Stored items from a collection:
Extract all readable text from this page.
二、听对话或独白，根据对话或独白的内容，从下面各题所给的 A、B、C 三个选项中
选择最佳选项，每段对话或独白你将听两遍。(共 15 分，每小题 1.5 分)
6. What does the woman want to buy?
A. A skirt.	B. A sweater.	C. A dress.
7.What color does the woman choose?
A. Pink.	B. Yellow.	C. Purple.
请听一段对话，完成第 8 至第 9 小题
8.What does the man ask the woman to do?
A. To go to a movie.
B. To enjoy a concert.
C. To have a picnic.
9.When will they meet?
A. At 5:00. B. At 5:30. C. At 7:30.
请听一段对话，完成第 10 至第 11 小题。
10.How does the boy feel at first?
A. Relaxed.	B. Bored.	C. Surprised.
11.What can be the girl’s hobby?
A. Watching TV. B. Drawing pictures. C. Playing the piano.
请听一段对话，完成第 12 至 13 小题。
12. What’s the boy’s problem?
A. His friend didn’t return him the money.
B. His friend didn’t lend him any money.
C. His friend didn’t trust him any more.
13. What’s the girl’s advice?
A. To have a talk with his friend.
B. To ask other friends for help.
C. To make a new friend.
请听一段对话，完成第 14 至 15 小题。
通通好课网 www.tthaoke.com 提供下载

Exercise task: Note every line above where the string "woman" shows up, and copy those lines.

Answer to this problem:
6. What does the woman want to buy?
7.What color does the woman choose?
8.What does the man ask the woman to do?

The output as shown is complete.